| Exercise |
In the entries below, find every line holding the string "JSON" and collect it.

| Dataset content |

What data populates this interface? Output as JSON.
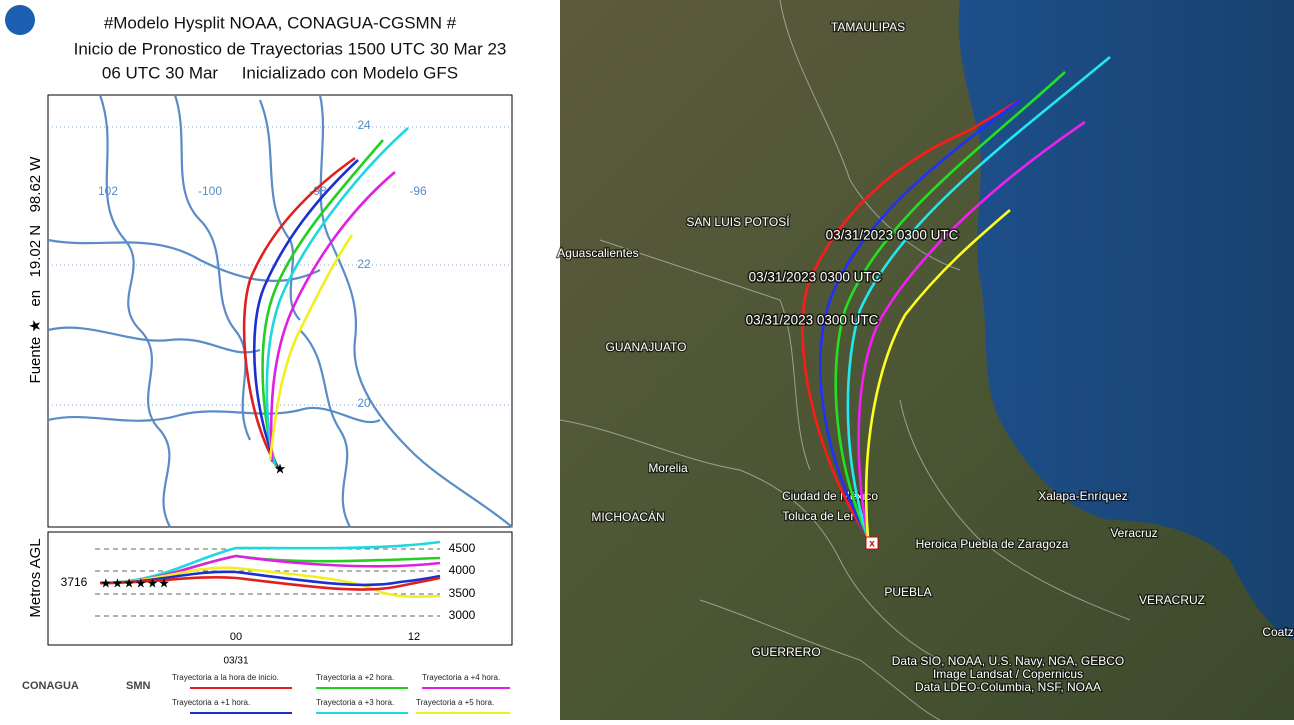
{
  "left_panel": {
    "header": {
      "line1": "#Modelo Hysplit NOAA, CONAGUA-CGSMN #",
      "line2": "Inicio de Pronostico de Trayectorias 1500 UTC 30 Mar 23",
      "line3": "06 UTC 30 Mar     Inicializado con Modelo GFS"
    },
    "side_label": "Fuente ★   en   19.02 N   98.62 W",
    "map_labels": {
      "lon": [
        "102",
        "-100",
        "-98",
        "-96"
      ],
      "lat": [
        "24",
        "22",
        "20"
      ]
    },
    "height_panel": {
      "y_label": "Metros AGL",
      "source_height": "3716",
      "yticks": [
        "4500",
        "4000",
        "3500",
        "3000"
      ],
      "xticks": [
        "00",
        "12"
      ],
      "date": "03/31"
    },
    "legend": [
      "Trayectoria a la hora de inicio.",
      "Trayectoria a +1 hora.",
      "Trayectoria a +2 hora.",
      "Trayectoria a +3 hora.",
      "Trayectoria a +4 hora.",
      "Trayectoria a +5 hora."
    ],
    "logos": [
      "CONAGUA",
      "SMN"
    ]
  },
  "right_panel": {
    "labels": [
      "TAMAULIPAS",
      "SAN LUIS POTOSÍ",
      "Aguascalientes",
      "GUANAJUATO",
      "Morelia",
      "MICHOACÁN",
      "Ciudad de México",
      "Toluca de Lerdo",
      "Heroica Puebla de Zaragoza",
      "Xalapa-Enríquez",
      "Veracruz",
      "VERACRUZ",
      "PUEBLA",
      "GUERRERO",
      "Coatz"
    ],
    "time_labels": [
      "03/31/2023 0300 UTC",
      "03/31/2023 0300 UTC",
      "03/31/2023 0300 UTC"
    ],
    "credits": [
      "Data SIO, NOAA, U.S. Navy, NGA, GEBCO",
      "Image Landsat / Copernicus",
      "Data LDEO-Columbia, NSF, NOAA"
    ]
  }
}
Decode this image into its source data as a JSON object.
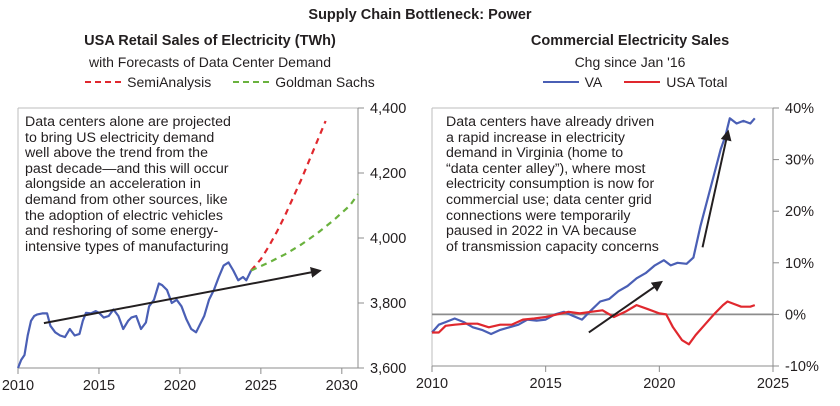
{
  "title": "Supply Chain Bottleneck: Power",
  "chart_data": [
    {
      "type": "line",
      "title": "USA Retail Sales of Electricity (TWh)",
      "subtitle": "with Forecasts of Data Center Demand",
      "xlabel": "",
      "ylabel": "",
      "xlim": [
        2010,
        2031
      ],
      "ylim": [
        3600,
        4400
      ],
      "xticks": [
        2010,
        2015,
        2020,
        2025,
        2030
      ],
      "yticks": [
        3600,
        3800,
        4000,
        4200,
        4400
      ],
      "ytick_labels": [
        "3,600",
        "3,800",
        "4,000",
        "4,200",
        "4,400"
      ],
      "y_axis_side": "right",
      "legend": {
        "placement": "top",
        "entries": [
          {
            "name": "SemiAnalysis",
            "style": "dashed",
            "color": "#e0282e"
          },
          {
            "name": "Goldman Sachs",
            "style": "dashed",
            "color": "#6ab23e"
          }
        ]
      },
      "annotation": "Data centers alone are projected\nto bring US electricity demand\nwell above the trend from the\npast decade—and this will occur\nalongside an acceleration in\ndemand from other sources, like\nthe adoption of electric vehicles\nand reshoring of some energy-\nintensive types of manufacturing",
      "series": [
        {
          "name": "USA Retail Sales",
          "color": "#4a5fb5",
          "style": "solid",
          "x": [
            2010.0,
            2010.2,
            2010.4,
            2010.6,
            2010.8,
            2011.0,
            2011.2,
            2011.5,
            2011.8,
            2012.0,
            2012.3,
            2012.6,
            2012.9,
            2013.2,
            2013.5,
            2013.8,
            2014.0,
            2014.2,
            2014.5,
            2014.8,
            2015.0,
            2015.3,
            2015.6,
            2015.9,
            2016.2,
            2016.5,
            2016.8,
            2017.0,
            2017.3,
            2017.6,
            2017.9,
            2018.1,
            2018.4,
            2018.7,
            2018.9,
            2019.2,
            2019.5,
            2019.8,
            2020.1,
            2020.4,
            2020.7,
            2021.0,
            2021.2,
            2021.5,
            2021.8,
            2022.1,
            2022.4,
            2022.7,
            2023.0,
            2023.3,
            2023.6,
            2023.9,
            2024.1,
            2024.4
          ],
          "y": [
            3600,
            3625,
            3640,
            3700,
            3745,
            3760,
            3765,
            3768,
            3768,
            3730,
            3710,
            3700,
            3695,
            3720,
            3700,
            3705,
            3745,
            3770,
            3768,
            3775,
            3770,
            3755,
            3760,
            3780,
            3760,
            3720,
            3745,
            3755,
            3760,
            3720,
            3740,
            3790,
            3810,
            3860,
            3855,
            3840,
            3800,
            3810,
            3790,
            3750,
            3720,
            3710,
            3730,
            3760,
            3810,
            3840,
            3880,
            3915,
            3925,
            3900,
            3870,
            3880,
            3870,
            3900
          ]
        },
        {
          "name": "SemiAnalysis",
          "color": "#e0282e",
          "style": "dashed",
          "x": [
            2024.4,
            2025.0,
            2025.5,
            2026.0,
            2026.5,
            2027.0,
            2027.5,
            2028.0,
            2028.5,
            2029.0
          ],
          "y": [
            3900,
            3935,
            3975,
            4020,
            4070,
            4125,
            4180,
            4240,
            4300,
            4360
          ]
        },
        {
          "name": "Goldman Sachs",
          "color": "#6ab23e",
          "style": "dashed",
          "x": [
            2024.4,
            2025.5,
            2026.5,
            2027.5,
            2028.5,
            2029.5,
            2030.5,
            2031.0
          ],
          "y": [
            3900,
            3925,
            3950,
            3980,
            4015,
            4055,
            4100,
            4135
          ]
        },
        {
          "name": "Trend arrow",
          "color": "#231f20",
          "style": "arrow",
          "x": [
            2011.6,
            2028.5
          ],
          "y": [
            3738,
            3898
          ]
        }
      ]
    },
    {
      "type": "line",
      "title": "Commercial Electricity Sales",
      "subtitle": "Chg since Jan '16",
      "xlabel": "",
      "ylabel": "",
      "xlim": [
        2010,
        2025
      ],
      "ylim": [
        -10,
        40
      ],
      "xticks": [
        2010,
        2015,
        2020,
        2025
      ],
      "yticks": [
        -10,
        0,
        10,
        20,
        30,
        40
      ],
      "ytick_labels": [
        "-10%",
        "0%",
        "10%",
        "20%",
        "30%",
        "40%"
      ],
      "y_axis_side": "right",
      "legend": {
        "placement": "top",
        "entries": [
          {
            "name": "VA",
            "style": "solid",
            "color": "#4a5fb5"
          },
          {
            "name": "USA Total",
            "style": "solid",
            "color": "#e0282e"
          }
        ]
      },
      "annotation": "Data centers have already driven\na rapid increase in electricity\ndemand in Virginia (home to\n“data center alley”), where most\nelectricity consumption is now for\ncommercial use; data center grid\nconnections were temporarily\npaused in 2022 in VA because\nof transmission capacity concerns",
      "series": [
        {
          "name": "VA",
          "color": "#4a5fb5",
          "style": "solid",
          "x": [
            2010.0,
            2010.3,
            2010.6,
            2011.0,
            2011.4,
            2011.8,
            2012.2,
            2012.6,
            2013.0,
            2013.4,
            2013.8,
            2014.2,
            2014.6,
            2015.0,
            2015.4,
            2015.8,
            2016.2,
            2016.6,
            2017.0,
            2017.4,
            2017.8,
            2018.2,
            2018.6,
            2019.0,
            2019.4,
            2019.8,
            2020.2,
            2020.5,
            2020.8,
            2021.2,
            2021.5,
            2021.8,
            2022.1,
            2022.4,
            2022.7,
            2022.9,
            2023.1,
            2023.4,
            2023.7,
            2024.0,
            2024.2
          ],
          "y": [
            -3.5,
            -2.0,
            -1.5,
            -0.8,
            -1.5,
            -2.5,
            -3.0,
            -3.8,
            -3.0,
            -2.5,
            -2.0,
            -1.0,
            -1.2,
            -1.0,
            0.0,
            0.5,
            -0.3,
            -1.0,
            0.8,
            2.5,
            3.0,
            4.5,
            5.5,
            7.0,
            8.0,
            9.5,
            10.5,
            9.5,
            10.0,
            9.8,
            11.0,
            17.0,
            22.0,
            27.0,
            32.0,
            34.5,
            38.0,
            37.0,
            37.5,
            37.0,
            38.0
          ]
        },
        {
          "name": "USA Total",
          "color": "#e0282e",
          "style": "solid",
          "x": [
            2010.0,
            2010.3,
            2010.6,
            2011.0,
            2011.5,
            2012.0,
            2012.5,
            2013.0,
            2013.5,
            2014.0,
            2014.5,
            2015.0,
            2015.5,
            2016.0,
            2016.5,
            2017.0,
            2017.5,
            2018.0,
            2018.5,
            2019.0,
            2019.5,
            2020.0,
            2020.3,
            2020.6,
            2021.0,
            2021.3,
            2021.6,
            2022.0,
            2022.4,
            2022.8,
            2023.0,
            2023.3,
            2023.6,
            2024.0,
            2024.2
          ],
          "y": [
            -3.5,
            -3.5,
            -2.2,
            -2.0,
            -1.8,
            -1.8,
            -2.5,
            -2.0,
            -2.0,
            -1.0,
            -0.8,
            -0.5,
            0.0,
            0.5,
            0.2,
            0.5,
            0.8,
            -0.5,
            0.5,
            1.8,
            1.0,
            0.2,
            0.0,
            -2.5,
            -5.0,
            -5.8,
            -4.0,
            -2.0,
            0.0,
            1.8,
            2.5,
            2.0,
            1.5,
            1.5,
            1.8
          ]
        },
        {
          "name": "Arrow 1",
          "color": "#231f20",
          "style": "arrow",
          "x": [
            2016.9,
            2020.0
          ],
          "y": [
            -3.5,
            6.0
          ]
        },
        {
          "name": "Arrow 2",
          "color": "#231f20",
          "style": "arrow",
          "x": [
            2021.9,
            2023.0
          ],
          "y": [
            13.0,
            35.0
          ]
        }
      ]
    }
  ]
}
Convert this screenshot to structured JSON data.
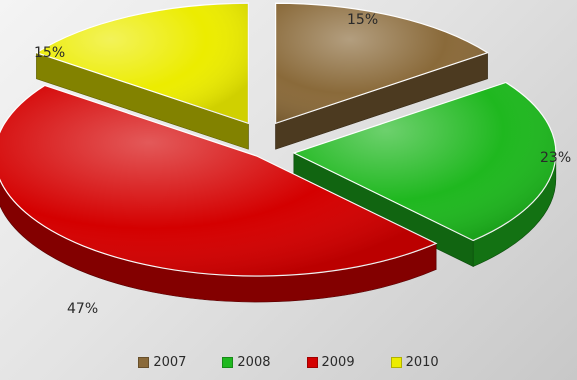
{
  "chart_data": {
    "type": "pie",
    "style": "3d-exploded",
    "slices": [
      {
        "label": "2007",
        "value": 15,
        "display": "15%",
        "color": "#8a6a3a"
      },
      {
        "label": "2008",
        "value": 23,
        "display": "23%",
        "color": "#1fb81f"
      },
      {
        "label": "2009",
        "value": 47,
        "display": "47%",
        "color": "#d40000"
      },
      {
        "label": "2010",
        "value": 15,
        "display": "15%",
        "color": "#ecec00"
      }
    ],
    "legend_position": "bottom"
  }
}
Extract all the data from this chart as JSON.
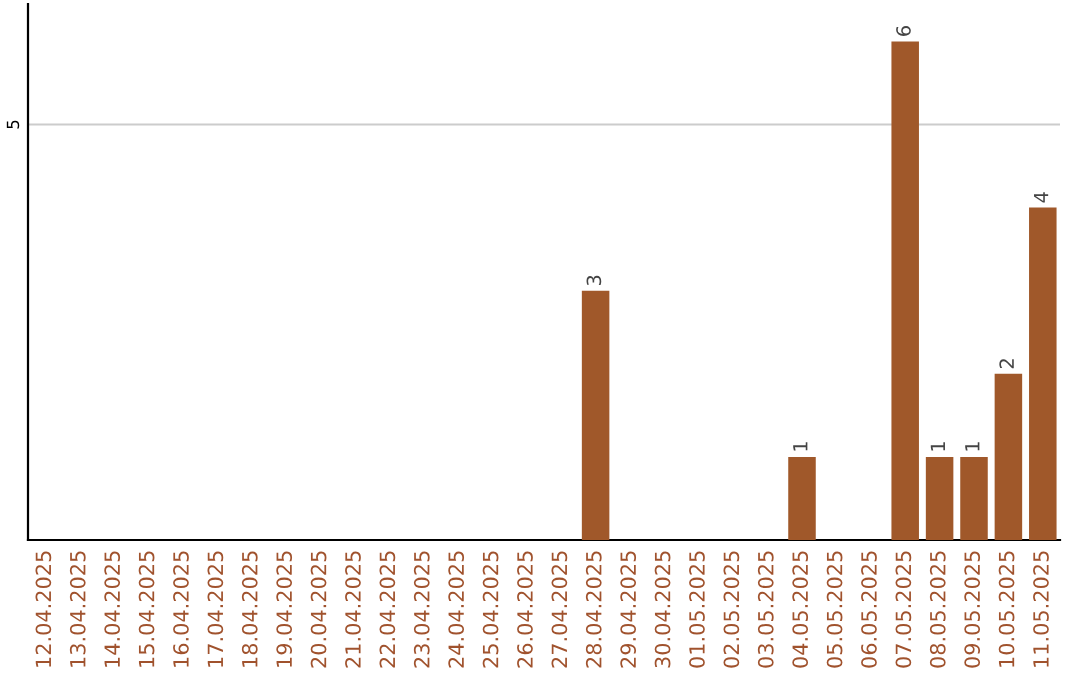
{
  "chart_data": {
    "type": "bar",
    "categories": [
      "12.04.2025",
      "13.04.2025",
      "14.04.2025",
      "15.04.2025",
      "16.04.2025",
      "17.04.2025",
      "18.04.2025",
      "19.04.2025",
      "20.04.2025",
      "21.04.2025",
      "22.04.2025",
      "23.04.2025",
      "24.04.2025",
      "25.04.2025",
      "26.04.2025",
      "27.04.2025",
      "28.04.2025",
      "29.04.2025",
      "30.04.2025",
      "01.05.2025",
      "02.05.2025",
      "03.05.2025",
      "04.05.2025",
      "05.05.2025",
      "06.05.2025",
      "07.05.2025",
      "08.05.2025",
      "09.05.2025",
      "10.05.2025",
      "11.05.2025"
    ],
    "values": [
      null,
      null,
      null,
      null,
      null,
      null,
      null,
      null,
      null,
      null,
      null,
      null,
      null,
      null,
      null,
      null,
      3,
      null,
      null,
      null,
      null,
      null,
      1,
      null,
      null,
      6,
      1,
      1,
      2,
      4
    ],
    "data_labels": true,
    "color": "#a0582a",
    "ylim": [
      0,
      6.45
    ],
    "yticks": [
      5
    ],
    "grid": "y",
    "legend": false
  }
}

| Expected answer |
What data populates this interface? Output as JSON.
Decode this image into its source data as a JSON object.
Convert this screenshot to structured JSON data.
Extract all the data from this chart as JSON.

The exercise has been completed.